● Work instructions: Set the pictures aside and set down only the lines from the line holding "Give me the" through the end of the entries below, ends included.

================================

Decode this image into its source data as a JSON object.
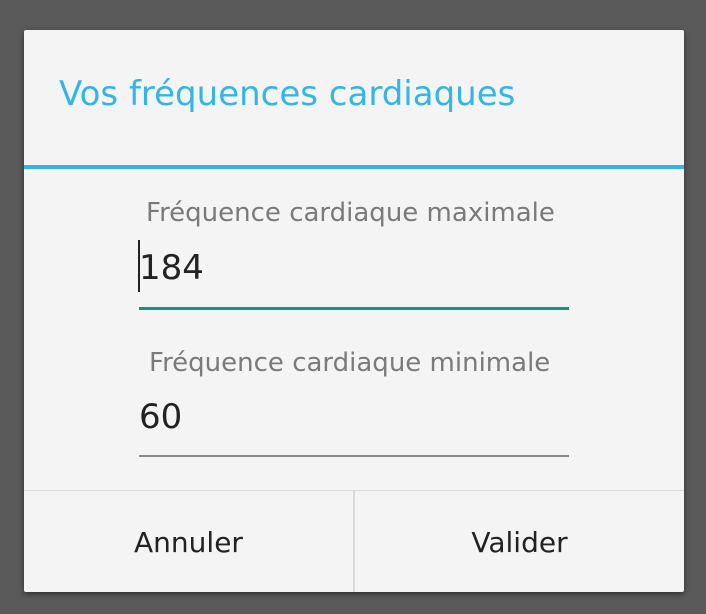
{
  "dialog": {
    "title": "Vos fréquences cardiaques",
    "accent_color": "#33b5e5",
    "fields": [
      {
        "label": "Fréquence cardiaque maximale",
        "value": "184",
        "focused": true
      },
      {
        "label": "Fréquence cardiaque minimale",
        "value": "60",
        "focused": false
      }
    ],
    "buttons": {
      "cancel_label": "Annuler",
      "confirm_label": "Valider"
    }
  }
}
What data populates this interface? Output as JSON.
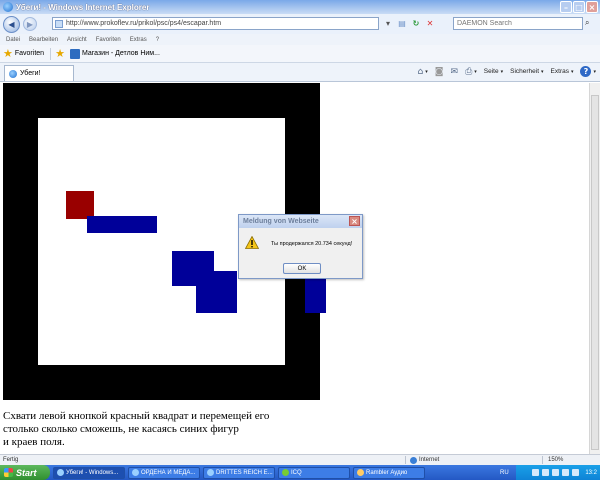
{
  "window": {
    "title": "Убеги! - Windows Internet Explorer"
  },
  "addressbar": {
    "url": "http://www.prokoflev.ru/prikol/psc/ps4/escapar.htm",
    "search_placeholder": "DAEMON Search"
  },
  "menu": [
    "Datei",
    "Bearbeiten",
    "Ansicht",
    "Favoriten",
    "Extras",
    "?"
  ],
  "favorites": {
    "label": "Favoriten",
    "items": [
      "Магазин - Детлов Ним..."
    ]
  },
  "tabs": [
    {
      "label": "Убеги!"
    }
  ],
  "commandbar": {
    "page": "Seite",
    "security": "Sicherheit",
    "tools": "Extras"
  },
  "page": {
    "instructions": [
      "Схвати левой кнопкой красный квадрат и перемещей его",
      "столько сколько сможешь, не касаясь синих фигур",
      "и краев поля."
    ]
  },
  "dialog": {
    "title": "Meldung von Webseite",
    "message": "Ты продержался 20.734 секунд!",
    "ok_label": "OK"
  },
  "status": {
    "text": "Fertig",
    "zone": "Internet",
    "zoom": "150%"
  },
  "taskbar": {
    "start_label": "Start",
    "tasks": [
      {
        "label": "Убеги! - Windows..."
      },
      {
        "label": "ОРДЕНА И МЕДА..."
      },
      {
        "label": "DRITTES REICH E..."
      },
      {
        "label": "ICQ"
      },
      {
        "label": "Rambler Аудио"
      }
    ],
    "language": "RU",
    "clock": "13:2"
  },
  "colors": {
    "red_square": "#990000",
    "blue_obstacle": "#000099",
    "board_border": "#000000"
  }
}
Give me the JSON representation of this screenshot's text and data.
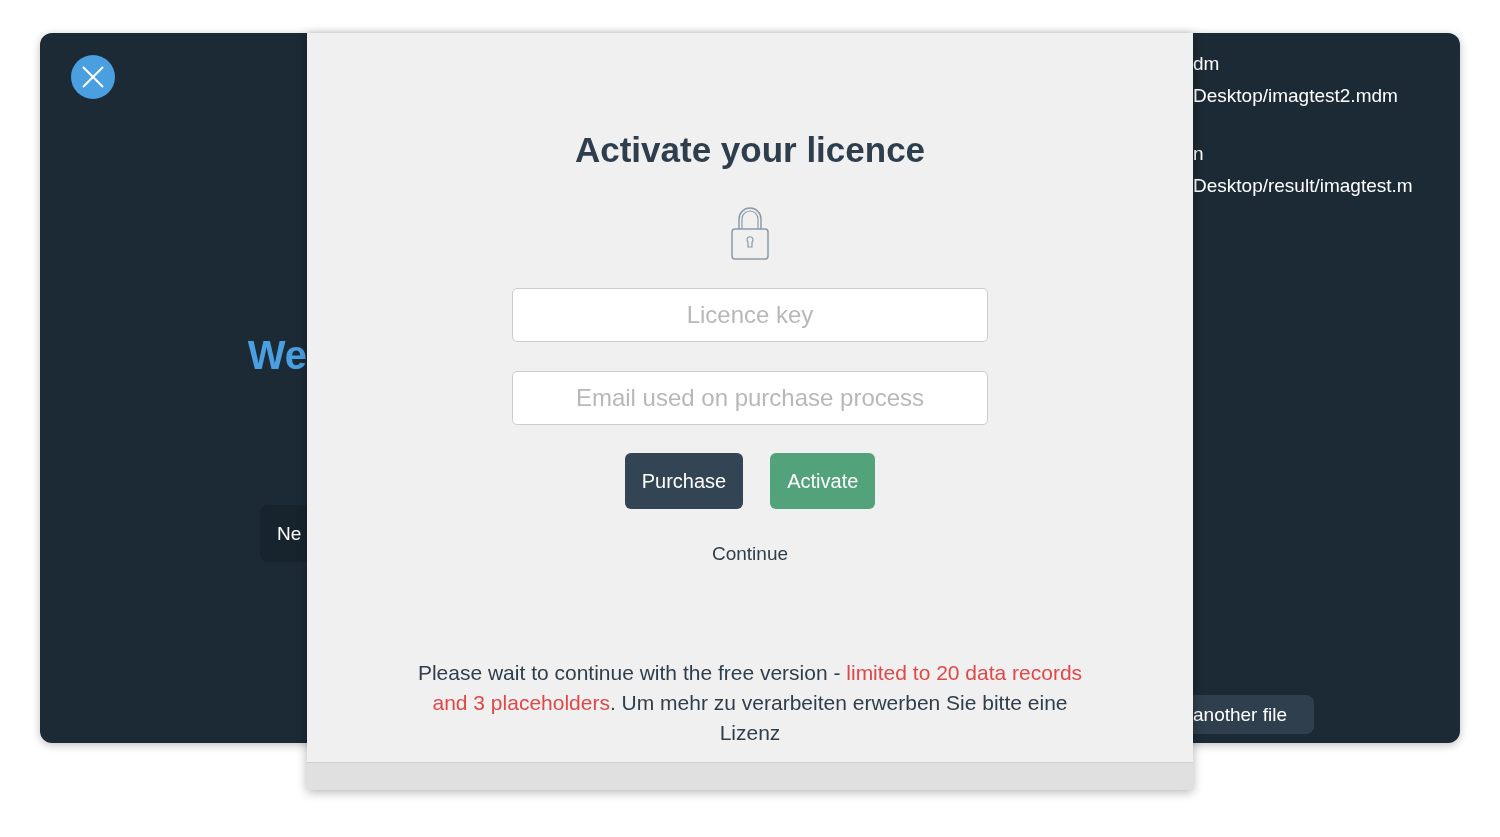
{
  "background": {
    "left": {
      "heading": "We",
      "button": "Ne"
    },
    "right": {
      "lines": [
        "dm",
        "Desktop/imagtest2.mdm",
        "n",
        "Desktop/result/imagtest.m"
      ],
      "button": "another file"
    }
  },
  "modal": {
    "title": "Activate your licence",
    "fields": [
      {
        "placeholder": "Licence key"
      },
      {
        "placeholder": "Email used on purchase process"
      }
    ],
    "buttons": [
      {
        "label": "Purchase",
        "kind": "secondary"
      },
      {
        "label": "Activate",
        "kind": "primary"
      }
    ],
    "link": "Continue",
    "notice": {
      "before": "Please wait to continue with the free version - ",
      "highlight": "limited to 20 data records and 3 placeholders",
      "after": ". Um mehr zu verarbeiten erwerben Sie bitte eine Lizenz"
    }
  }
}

================================

● Solution for this problem:
Give me the JSON representation of this screenshot's text and data.
{
  "background": {
    "left": {
      "heading": "We",
      "button": "Ne"
    },
    "right": {
      "lines": [
        "dm",
        "Desktop/imagtest2.mdm",
        "n",
        "Desktop/result/imagtest.m"
      ],
      "button": "another file"
    }
  },
  "modal": {
    "title": "Activate your licence",
    "fields": [
      {
        "placeholder": "Licence key"
      },
      {
        "placeholder": "Email used on purchase process"
      }
    ],
    "buttons": [
      {
        "label": "Purchase",
        "kind": "secondary"
      },
      {
        "label": "Activate",
        "kind": "primary"
      }
    ],
    "link": "Continue",
    "notice": {
      "before": "Please wait to continue with the free version - ",
      "highlight": "limited to 20 data records and 3 placeholders",
      "after": ". Um mehr zu verarbeiten erwerben Sie bitte eine Lizenz"
    }
  }
}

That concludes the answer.